Dataset rows about figures:

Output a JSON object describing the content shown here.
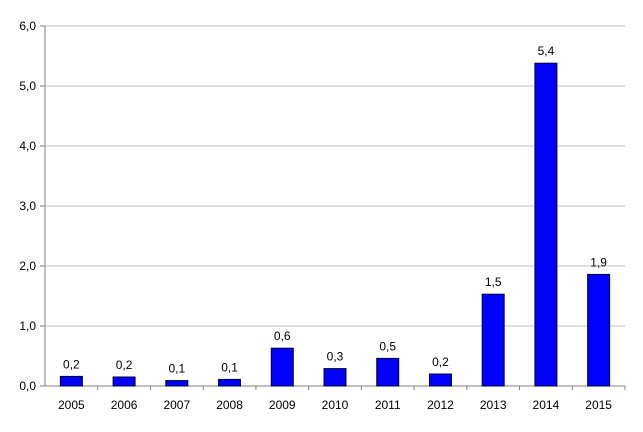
{
  "chart_data": {
    "type": "bar",
    "categories": [
      "2005",
      "2006",
      "2007",
      "2008",
      "2009",
      "2010",
      "2011",
      "2012",
      "2013",
      "2014",
      "2015"
    ],
    "values": [
      0.16,
      0.15,
      0.09,
      0.11,
      0.63,
      0.29,
      0.46,
      0.2,
      1.53,
      5.38,
      1.86
    ],
    "data_labels": [
      "0,2",
      "0,2",
      "0,1",
      "0,1",
      "0,6",
      "0,3",
      "0,5",
      "0,2",
      "1,5",
      "5,4",
      "1,9"
    ],
    "y_ticks": [
      0,
      1,
      2,
      3,
      4,
      5,
      6
    ],
    "y_tick_labels": [
      "0,0",
      "1,0",
      "2,0",
      "3,0",
      "4,0",
      "5,0",
      "6,0"
    ],
    "ylim": [
      0,
      6
    ],
    "title": "",
    "xlabel": "",
    "ylabel": "",
    "grid": true,
    "legend": "none",
    "colors": {
      "bar_fill": "#0000FF",
      "bar_stroke": "#000033",
      "grid": "#C0C0C0",
      "axis": "#808080"
    }
  }
}
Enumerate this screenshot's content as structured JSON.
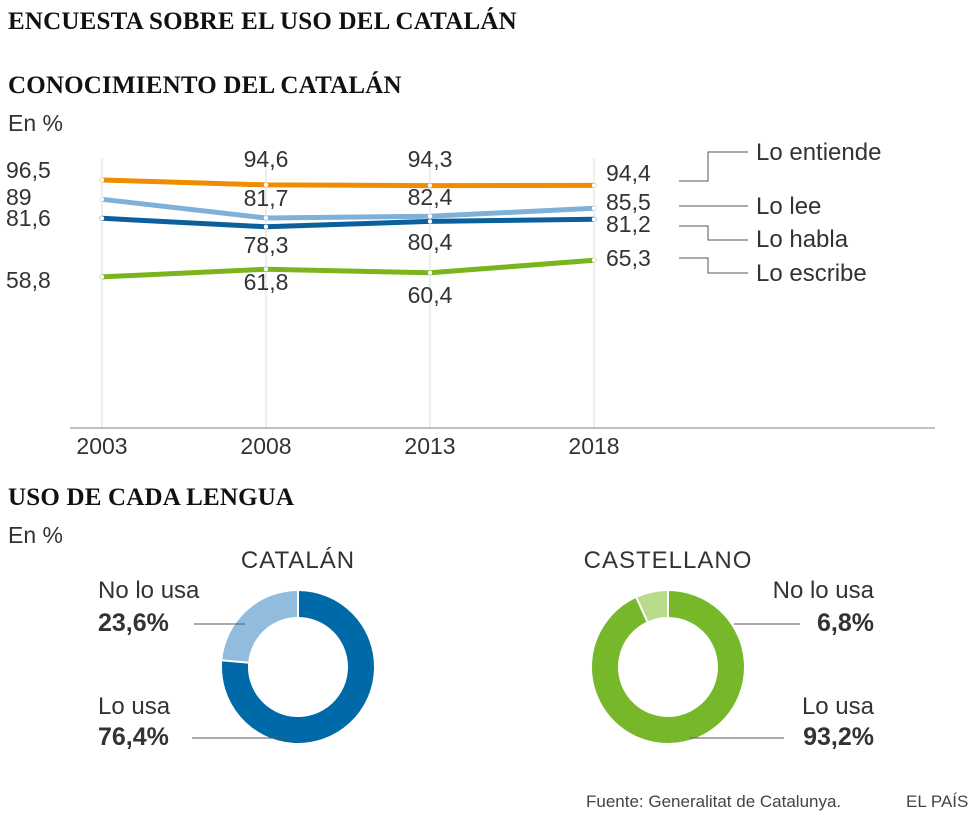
{
  "header": {
    "title": "ENCUESTA SOBRE EL USO DEL CATALÁN"
  },
  "line_section": {
    "title": "CONOCIMIENTO DEL CATALÁN",
    "unit": "En %"
  },
  "donut_section": {
    "title": "USO DE CADA LENGUA",
    "unit": "En %"
  },
  "footer": {
    "source": "Fuente: Generalitat de Catalunya.",
    "brand": "EL PAÍS"
  },
  "chart_data": [
    {
      "type": "line",
      "title": "CONOCIMIENTO DEL CATALÁN",
      "ylabel": "En %",
      "x": [
        "2003",
        "2008",
        "2013",
        "2018"
      ],
      "ylim": [
        0,
        100
      ],
      "series": [
        {
          "name": "Lo entiende",
          "color": "#f08c00",
          "values": [
            96.5,
            94.6,
            94.3,
            94.4
          ],
          "labels": [
            "96,5",
            "94,6",
            "94,3",
            "94,4"
          ]
        },
        {
          "name": "Lo lee",
          "color": "#7fb0d8",
          "values": [
            89,
            81.7,
            82.4,
            85.5
          ],
          "labels": [
            "89",
            "81,7",
            "82,4",
            "85,5"
          ]
        },
        {
          "name": "Lo habla",
          "color": "#0a5f9c",
          "values": [
            81.6,
            78.3,
            80.4,
            81.2
          ],
          "labels": [
            "81,6",
            "78,3",
            "80,4",
            "81,2"
          ]
        },
        {
          "name": "Lo escribe",
          "color": "#7ab51d",
          "values": [
            58.8,
            61.8,
            60.4,
            65.3
          ],
          "labels": [
            "58,8",
            "61,8",
            "60,4",
            "65,3"
          ]
        }
      ]
    },
    {
      "type": "pie",
      "title": "CATALÁN",
      "slices": [
        {
          "name": "No lo usa",
          "value": 23.6,
          "label": "23,6%",
          "color": "#92bcde"
        },
        {
          "name": "Lo usa",
          "value": 76.4,
          "label": "76,4%",
          "color": "#006aa8"
        }
      ]
    },
    {
      "type": "pie",
      "title": "CASTELLANO",
      "slices": [
        {
          "name": "No lo usa",
          "value": 6.8,
          "label": "6,8%",
          "color": "#b9db8c"
        },
        {
          "name": "Lo usa",
          "value": 93.2,
          "label": "93,2%",
          "color": "#76b82a"
        }
      ]
    }
  ]
}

SET PROBLEM:
Every entry must be reproduced exactly, with the images left out.

CORRECT RESULT:
Output a JSON object describing the content shown here.
{
  "chart_data": {
    "type": "bar",
    "categories": [
      "2005",
      "2006",
      "2007",
      "2008",
      "2009",
      "2010",
      "2011",
      "2012",
      "2013",
      "2014",
      "2015"
    ],
    "values": [
      0.16,
      0.15,
      0.09,
      0.11,
      0.63,
      0.29,
      0.46,
      0.2,
      1.53,
      5.38,
      1.86
    ],
    "data_labels": [
      "0,2",
      "0,2",
      "0,1",
      "0,1",
      "0,6",
      "0,3",
      "0,5",
      "0,2",
      "1,5",
      "5,4",
      "1,9"
    ],
    "y_ticks": [
      0,
      1,
      2,
      3,
      4,
      5,
      6
    ],
    "y_tick_labels": [
      "0,0",
      "1,0",
      "2,0",
      "3,0",
      "4,0",
      "5,0",
      "6,0"
    ],
    "ylim": [
      0,
      6
    ],
    "title": "",
    "xlabel": "",
    "ylabel": "",
    "grid": true,
    "legend": "none",
    "colors": {
      "bar_fill": "#0000FF",
      "bar_stroke": "#000033",
      "grid": "#C0C0C0",
      "axis": "#808080"
    }
  }
}
Enumerate this screenshot's content as structured JSON.
{
  "header": {
    "title": "ENCUESTA SOBRE EL USO DEL CATALÁN"
  },
  "line_section": {
    "title": "CONOCIMIENTO DEL CATALÁN",
    "unit": "En %"
  },
  "donut_section": {
    "title": "USO DE CADA LENGUA",
    "unit": "En %"
  },
  "footer": {
    "source": "Fuente: Generalitat de Catalunya.",
    "brand": "EL PAÍS"
  },
  "chart_data": [
    {
      "type": "line",
      "title": "CONOCIMIENTO DEL CATALÁN",
      "ylabel": "En %",
      "x": [
        "2003",
        "2008",
        "2013",
        "2018"
      ],
      "ylim": [
        0,
        100
      ],
      "series": [
        {
          "name": "Lo entiende",
          "color": "#f08c00",
          "values": [
            96.5,
            94.6,
            94.3,
            94.4
          ],
          "labels": [
            "96,5",
            "94,6",
            "94,3",
            "94,4"
          ]
        },
        {
          "name": "Lo lee",
          "color": "#7fb0d8",
          "values": [
            89,
            81.7,
            82.4,
            85.5
          ],
          "labels": [
            "89",
            "81,7",
            "82,4",
            "85,5"
          ]
        },
        {
          "name": "Lo habla",
          "color": "#0a5f9c",
          "values": [
            81.6,
            78.3,
            80.4,
            81.2
          ],
          "labels": [
            "81,6",
            "78,3",
            "80,4",
            "81,2"
          ]
        },
        {
          "name": "Lo escribe",
          "color": "#7ab51d",
          "values": [
            58.8,
            61.8,
            60.4,
            65.3
          ],
          "labels": [
            "58,8",
            "61,8",
            "60,4",
            "65,3"
          ]
        }
      ]
    },
    {
      "type": "pie",
      "title": "CATALÁN",
      "slices": [
        {
          "name": "No lo usa",
          "value": 23.6,
          "label": "23,6%",
          "color": "#92bcde"
        },
        {
          "name": "Lo usa",
          "value": 76.4,
          "label": "76,4%",
          "color": "#006aa8"
        }
      ]
    },
    {
      "type": "pie",
      "title": "CASTELLANO",
      "slices": [
        {
          "name": "No lo usa",
          "value": 6.8,
          "label": "6,8%",
          "color": "#b9db8c"
        },
        {
          "name": "Lo usa",
          "value": 93.2,
          "label": "93,2%",
          "color": "#76b82a"
        }
      ]
    }
  ]
}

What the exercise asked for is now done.